◆ **EXCERPTED PASSAGE**
Friday, May 18, 2012

What Spring?


If you thought I have been loafing around planting bulbs, even spending my time exercising on a bicycle in one of the nicest areas in the country, or better yet on a kayak throughout the network of bayous in my neighborhoods instead of writing this blog you are wrong!  Well, partly.  In fact I have enjoyed a few kayak outings as our beautiful warm weather is beginning to disappear.  Most of the Snowbirds have or are returning to their spring and summer homes up north.  As for Spring?  I don't know that it exists here.  It is a period of time located between insufferable heat and pleasently hot.  Cool exists here for days at a time and is what could be termed winter, but...


Let's see.  I left you on normal Easter and a week later the Greek community celebrated theirs with a bit of a surprise for some of us.  The Orthodox rites were celebrated with fanciful processions at the large cathedral downtown, two blocks away.  Thousands marched on Friday following the Epitaphio (pictured above) in a rite of community and worship.  For my part I met up with some Greek friends and we had a good walk around the downtown while priests and a gaggle of other chorus sang and prayed.  To my secular thinking this was another social event for the town highlighted with fancy garb and gilt miters. Other similar events ensued on Saturday. 

What I did not know, was a little custom in the islands where our Greeks come from.  At 12:01 Sunday morning two major bombs went off in proximity to the cathedral and on the roof of a neighboring bar.  Results, all kinds of injuries to merrymakers while those in the cathedral no doubt rejoiced in their tradition of replicating the thunder and earth movement supposedly experienced when Jesus resurrected.  This is all fine and dandy but BOMBS!  Are these people nuts?  Well, you move into a colorful, distinct, cultural community to be surprised by bombs.  The festivities had been going on for days with smaller bombs that sounded like big fireworks.  Our town police had their hands full.  I recommend they get a hold of the FBI and homeland security and put them to work.

Bathroom as purchased deceivingly nice
The bulk of my time has been involved in a little bathroom remodel.  When I purchased the house the toilet seem to wobble a bit more than it should and a crawl through the underpinnings of the house revealed some deficiencies in the bathroom supporting framing.  When living in a hundred year old house you forget about all the projects you have to do and concentrate on the one you are working, otherwise you might run out into the streets and set off some bombs yourself.

◆ **GIVEN DATA**

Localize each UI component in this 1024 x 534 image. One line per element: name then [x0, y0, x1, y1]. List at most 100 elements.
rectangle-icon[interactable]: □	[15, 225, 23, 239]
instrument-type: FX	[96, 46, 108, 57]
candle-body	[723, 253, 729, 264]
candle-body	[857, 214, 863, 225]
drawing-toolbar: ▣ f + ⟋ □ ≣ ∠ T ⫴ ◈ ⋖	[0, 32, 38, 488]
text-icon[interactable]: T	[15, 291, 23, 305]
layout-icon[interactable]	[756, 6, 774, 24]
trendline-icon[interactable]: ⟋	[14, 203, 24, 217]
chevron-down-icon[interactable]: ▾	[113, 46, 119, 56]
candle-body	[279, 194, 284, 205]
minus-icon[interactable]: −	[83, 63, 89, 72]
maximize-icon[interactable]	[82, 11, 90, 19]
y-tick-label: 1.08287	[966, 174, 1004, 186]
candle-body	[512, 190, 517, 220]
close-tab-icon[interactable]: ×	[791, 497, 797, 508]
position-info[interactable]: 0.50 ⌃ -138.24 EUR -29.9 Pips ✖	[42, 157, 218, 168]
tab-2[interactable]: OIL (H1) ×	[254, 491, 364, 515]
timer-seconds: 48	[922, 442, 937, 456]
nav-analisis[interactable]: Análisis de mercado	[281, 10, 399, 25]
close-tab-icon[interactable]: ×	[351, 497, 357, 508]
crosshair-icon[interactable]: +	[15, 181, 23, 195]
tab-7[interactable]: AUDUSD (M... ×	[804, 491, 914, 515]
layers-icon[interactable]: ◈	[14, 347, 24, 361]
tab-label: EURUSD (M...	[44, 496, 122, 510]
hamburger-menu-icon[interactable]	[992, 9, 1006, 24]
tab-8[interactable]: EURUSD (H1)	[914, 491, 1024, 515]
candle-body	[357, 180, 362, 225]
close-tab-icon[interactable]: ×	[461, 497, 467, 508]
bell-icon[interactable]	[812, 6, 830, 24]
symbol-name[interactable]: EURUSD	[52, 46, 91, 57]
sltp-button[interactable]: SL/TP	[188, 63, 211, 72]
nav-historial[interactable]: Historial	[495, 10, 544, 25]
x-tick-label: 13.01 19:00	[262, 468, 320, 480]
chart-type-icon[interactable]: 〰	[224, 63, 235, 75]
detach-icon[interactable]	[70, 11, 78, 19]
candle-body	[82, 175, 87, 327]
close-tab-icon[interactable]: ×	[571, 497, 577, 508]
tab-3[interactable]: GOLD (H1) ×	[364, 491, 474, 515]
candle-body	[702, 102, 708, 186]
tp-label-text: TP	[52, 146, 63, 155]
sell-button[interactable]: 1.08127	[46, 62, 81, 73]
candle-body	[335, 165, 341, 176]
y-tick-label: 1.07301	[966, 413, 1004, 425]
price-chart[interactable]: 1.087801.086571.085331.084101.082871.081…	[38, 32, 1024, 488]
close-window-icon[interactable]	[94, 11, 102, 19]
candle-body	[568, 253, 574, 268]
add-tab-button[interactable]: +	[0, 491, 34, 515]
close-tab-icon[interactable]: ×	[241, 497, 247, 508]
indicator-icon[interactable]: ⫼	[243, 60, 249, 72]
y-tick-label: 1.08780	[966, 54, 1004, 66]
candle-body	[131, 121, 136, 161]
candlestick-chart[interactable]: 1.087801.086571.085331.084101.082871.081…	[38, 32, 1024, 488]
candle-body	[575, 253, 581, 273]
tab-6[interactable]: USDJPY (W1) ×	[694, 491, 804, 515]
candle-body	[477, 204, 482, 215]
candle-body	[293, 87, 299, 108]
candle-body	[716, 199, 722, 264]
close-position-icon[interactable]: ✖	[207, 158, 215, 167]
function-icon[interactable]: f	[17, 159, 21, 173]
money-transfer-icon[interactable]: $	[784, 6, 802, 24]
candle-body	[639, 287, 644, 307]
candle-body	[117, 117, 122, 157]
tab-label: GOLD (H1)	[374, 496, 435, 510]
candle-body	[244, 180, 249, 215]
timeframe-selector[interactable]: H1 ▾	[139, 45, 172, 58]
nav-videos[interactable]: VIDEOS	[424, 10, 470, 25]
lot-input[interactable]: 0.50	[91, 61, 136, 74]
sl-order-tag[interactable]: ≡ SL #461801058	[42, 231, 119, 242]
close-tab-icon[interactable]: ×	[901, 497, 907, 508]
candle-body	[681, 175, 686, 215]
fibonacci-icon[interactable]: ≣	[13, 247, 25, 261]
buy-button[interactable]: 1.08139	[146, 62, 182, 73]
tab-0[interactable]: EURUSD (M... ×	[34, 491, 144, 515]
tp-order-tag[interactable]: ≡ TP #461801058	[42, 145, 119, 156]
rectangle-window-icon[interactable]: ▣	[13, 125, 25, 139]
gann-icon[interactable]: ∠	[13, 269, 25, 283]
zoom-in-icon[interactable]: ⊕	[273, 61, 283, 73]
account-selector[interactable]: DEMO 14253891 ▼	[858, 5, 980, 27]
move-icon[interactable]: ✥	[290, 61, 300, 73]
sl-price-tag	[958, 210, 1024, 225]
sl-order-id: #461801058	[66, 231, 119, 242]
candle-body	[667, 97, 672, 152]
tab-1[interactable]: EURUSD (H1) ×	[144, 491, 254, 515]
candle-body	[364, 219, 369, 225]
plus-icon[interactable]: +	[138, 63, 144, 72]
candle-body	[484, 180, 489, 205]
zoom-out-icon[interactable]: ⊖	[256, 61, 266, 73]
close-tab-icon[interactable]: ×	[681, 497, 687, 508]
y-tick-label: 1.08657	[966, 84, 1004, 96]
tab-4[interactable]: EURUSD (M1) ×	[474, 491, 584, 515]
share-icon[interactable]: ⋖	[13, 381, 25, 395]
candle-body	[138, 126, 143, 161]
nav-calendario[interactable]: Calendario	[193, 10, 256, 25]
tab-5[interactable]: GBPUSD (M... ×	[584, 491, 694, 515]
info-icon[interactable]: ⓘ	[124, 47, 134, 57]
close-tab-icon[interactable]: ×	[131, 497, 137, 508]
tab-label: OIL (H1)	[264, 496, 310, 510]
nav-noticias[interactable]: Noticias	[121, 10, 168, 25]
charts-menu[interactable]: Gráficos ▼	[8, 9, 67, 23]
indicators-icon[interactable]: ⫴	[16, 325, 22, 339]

◆ **EXERCISE TASKS**
1. Reproduce the passage of the blog post that opens with the words containing "Friday, May 18, 2012" and closes with "termed winter, but...".
2. Count the lines of the records that contain the string "order", and reply with the number alone.
The records bear no relation to the blog post.

◆ **ANSWERS TO THE TASKS**
1.
Friday, May 18, 2012

What Spring?


If you thought I have been loafing around planting bulbs, even spending my time exercising on a bicycle in one of the nicest areas in the country, or better yet on a kayak throughout the network of bayous in my neighborhoods instead of writing this blog you are wrong!  Well, partly.  In fact I have enjoyed a few kayak outings as our beautiful warm weather is beginning to disappear.  Most of the Snowbirds have or are returning to their spring and summer homes up north.  As for Spring?  I don't know that it exists here.  It is a period of time located between insufferable heat and pleasently hot.  Cool exists here for days at a time and is what could be termed winter, but...

2. 3